Task — Extract and list every line that contains the word "open".

──────── Data supplied

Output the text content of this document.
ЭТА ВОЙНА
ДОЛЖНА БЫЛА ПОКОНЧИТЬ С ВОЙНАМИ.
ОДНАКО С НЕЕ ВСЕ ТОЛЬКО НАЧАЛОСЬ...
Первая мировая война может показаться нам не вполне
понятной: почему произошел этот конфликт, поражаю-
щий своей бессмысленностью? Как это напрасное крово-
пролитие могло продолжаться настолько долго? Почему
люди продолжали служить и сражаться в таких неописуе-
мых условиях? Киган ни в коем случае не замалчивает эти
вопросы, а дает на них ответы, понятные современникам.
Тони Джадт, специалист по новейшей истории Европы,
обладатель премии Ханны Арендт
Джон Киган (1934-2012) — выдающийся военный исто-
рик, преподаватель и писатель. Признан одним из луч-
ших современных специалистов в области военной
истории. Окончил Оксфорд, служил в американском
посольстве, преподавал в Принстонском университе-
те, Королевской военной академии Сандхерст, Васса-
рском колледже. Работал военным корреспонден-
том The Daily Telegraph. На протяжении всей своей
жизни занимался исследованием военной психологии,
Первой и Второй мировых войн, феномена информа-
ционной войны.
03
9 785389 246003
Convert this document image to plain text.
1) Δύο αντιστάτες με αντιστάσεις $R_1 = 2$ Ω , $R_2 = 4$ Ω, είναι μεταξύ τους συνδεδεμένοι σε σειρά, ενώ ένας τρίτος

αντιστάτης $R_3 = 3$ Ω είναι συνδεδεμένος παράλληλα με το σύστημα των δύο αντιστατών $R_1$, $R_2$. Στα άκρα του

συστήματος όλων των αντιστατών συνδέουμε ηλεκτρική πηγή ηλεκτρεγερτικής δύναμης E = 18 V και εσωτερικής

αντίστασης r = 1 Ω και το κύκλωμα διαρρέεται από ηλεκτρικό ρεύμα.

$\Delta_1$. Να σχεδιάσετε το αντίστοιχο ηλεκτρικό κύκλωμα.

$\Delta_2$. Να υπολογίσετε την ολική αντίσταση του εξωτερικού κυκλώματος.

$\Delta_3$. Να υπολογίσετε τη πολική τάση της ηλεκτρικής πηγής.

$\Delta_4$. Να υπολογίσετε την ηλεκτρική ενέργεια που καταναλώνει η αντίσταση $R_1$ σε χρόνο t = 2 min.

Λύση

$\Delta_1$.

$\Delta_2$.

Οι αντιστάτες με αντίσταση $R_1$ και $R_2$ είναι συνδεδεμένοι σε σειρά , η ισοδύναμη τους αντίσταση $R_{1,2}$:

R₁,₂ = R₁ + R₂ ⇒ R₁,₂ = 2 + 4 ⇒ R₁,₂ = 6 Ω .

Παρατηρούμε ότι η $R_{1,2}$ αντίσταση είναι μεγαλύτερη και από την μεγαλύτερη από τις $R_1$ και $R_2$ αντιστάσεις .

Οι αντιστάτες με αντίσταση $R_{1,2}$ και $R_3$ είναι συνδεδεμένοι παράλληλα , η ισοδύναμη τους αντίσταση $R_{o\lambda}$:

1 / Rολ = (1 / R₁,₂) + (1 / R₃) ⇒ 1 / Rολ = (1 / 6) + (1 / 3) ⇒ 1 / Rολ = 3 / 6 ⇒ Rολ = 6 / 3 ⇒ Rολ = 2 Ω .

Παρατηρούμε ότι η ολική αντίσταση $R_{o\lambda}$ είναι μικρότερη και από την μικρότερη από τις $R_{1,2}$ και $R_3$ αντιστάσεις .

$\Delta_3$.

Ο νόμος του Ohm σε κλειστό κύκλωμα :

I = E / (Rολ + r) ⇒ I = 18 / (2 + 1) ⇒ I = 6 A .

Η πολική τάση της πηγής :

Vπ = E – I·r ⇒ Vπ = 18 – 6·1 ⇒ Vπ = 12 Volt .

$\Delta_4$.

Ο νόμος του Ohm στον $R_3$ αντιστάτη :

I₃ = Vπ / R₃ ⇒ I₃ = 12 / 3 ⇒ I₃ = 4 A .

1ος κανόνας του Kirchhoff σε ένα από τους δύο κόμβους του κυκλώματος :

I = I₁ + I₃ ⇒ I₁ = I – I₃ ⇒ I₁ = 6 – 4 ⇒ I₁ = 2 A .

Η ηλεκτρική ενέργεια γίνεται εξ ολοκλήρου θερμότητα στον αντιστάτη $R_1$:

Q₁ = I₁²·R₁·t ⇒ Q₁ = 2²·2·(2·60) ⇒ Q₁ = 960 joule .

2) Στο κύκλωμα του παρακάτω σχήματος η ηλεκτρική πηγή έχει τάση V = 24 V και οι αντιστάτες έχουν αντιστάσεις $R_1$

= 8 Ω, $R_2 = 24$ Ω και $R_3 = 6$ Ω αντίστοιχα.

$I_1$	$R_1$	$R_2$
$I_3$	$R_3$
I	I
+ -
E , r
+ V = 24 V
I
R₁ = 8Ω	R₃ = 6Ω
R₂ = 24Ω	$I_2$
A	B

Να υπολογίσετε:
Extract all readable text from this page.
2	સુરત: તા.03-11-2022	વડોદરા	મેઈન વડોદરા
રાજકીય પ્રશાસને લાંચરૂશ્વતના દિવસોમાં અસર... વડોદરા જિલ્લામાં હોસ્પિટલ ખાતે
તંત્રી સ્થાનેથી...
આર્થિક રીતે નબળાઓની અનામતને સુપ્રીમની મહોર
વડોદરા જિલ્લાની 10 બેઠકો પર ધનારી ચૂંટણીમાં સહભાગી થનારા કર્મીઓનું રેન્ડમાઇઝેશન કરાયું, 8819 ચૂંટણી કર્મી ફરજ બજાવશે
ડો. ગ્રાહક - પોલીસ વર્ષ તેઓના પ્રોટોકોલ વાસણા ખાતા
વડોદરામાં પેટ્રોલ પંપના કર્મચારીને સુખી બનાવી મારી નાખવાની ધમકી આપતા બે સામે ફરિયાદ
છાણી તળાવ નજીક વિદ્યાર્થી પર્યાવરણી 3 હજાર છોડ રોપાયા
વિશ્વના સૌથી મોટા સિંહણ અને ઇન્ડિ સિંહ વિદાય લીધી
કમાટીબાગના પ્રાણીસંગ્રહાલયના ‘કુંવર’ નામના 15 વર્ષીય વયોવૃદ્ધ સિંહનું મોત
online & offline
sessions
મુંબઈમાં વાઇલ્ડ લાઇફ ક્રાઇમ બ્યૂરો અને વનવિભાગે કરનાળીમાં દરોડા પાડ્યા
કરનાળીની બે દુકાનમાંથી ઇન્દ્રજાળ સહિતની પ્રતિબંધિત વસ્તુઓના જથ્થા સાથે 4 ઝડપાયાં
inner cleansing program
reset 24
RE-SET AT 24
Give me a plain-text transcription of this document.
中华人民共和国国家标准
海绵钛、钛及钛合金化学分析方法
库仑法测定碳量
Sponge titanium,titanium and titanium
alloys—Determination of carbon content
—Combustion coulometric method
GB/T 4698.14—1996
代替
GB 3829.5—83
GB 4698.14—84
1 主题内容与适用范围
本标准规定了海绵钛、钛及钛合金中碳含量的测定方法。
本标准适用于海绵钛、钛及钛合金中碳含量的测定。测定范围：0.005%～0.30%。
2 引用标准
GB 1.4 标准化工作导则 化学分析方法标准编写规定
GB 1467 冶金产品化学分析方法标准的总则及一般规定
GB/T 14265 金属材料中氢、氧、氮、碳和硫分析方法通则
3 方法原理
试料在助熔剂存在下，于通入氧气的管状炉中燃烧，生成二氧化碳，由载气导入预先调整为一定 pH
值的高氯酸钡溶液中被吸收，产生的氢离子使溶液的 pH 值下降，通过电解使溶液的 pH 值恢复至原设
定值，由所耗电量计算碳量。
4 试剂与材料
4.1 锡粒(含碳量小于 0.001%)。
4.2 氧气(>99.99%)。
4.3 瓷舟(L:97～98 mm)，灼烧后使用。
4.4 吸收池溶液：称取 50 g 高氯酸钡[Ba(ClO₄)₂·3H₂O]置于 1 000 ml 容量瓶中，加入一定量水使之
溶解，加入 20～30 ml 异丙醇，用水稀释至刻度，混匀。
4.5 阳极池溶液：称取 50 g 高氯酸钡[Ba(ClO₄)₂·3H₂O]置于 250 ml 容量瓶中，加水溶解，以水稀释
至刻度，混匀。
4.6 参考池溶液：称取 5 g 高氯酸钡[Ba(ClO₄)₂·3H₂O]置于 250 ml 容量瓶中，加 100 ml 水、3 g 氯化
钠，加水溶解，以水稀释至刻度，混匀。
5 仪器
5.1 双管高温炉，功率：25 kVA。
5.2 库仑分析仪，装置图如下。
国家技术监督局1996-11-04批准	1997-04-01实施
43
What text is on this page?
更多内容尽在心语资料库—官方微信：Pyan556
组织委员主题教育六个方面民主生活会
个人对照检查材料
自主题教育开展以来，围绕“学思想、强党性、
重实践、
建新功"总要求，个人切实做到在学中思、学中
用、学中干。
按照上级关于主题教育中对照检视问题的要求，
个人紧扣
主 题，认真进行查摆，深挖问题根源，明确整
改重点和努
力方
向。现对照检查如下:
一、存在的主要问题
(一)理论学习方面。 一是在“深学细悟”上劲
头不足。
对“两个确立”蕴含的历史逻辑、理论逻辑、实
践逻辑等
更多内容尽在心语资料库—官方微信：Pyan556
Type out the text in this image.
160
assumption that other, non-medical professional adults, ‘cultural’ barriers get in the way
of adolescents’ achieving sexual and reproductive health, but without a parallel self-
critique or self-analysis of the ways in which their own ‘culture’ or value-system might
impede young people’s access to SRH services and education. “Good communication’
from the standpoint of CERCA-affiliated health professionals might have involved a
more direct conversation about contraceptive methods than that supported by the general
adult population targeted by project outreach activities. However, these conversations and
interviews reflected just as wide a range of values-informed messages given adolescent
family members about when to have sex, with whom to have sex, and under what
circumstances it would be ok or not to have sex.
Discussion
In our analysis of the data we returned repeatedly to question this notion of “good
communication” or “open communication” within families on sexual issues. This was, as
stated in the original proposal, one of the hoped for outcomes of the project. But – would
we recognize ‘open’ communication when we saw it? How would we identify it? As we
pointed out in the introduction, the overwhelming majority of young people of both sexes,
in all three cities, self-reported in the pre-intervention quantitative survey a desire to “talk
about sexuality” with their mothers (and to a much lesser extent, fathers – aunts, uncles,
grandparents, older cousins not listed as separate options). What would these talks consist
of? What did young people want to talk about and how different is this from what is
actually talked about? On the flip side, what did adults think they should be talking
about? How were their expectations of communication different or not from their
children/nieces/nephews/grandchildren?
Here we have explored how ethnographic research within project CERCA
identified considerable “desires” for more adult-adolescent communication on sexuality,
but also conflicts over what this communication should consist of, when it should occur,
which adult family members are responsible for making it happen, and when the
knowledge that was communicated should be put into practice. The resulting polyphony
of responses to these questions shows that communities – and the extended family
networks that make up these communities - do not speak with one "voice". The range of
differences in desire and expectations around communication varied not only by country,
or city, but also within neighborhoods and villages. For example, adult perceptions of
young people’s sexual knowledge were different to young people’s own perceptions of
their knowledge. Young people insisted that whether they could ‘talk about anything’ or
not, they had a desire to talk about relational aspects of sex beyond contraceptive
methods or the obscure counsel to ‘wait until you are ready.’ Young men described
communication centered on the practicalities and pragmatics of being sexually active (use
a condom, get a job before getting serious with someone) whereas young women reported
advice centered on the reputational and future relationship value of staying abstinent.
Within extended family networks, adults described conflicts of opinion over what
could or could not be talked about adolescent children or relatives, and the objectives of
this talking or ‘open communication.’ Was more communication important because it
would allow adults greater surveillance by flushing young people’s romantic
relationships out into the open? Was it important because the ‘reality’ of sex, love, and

────────────────

Answer to this task —
communication” or “open communication” within families on sexual issues. This was, as
we recognize ‘open’ communication when we saw it? How would we identify it? As we
this talking or ‘open communication.’ Was more communication important because it
relationships out into the open? Was it important because the ‘reality’ of sex, love, and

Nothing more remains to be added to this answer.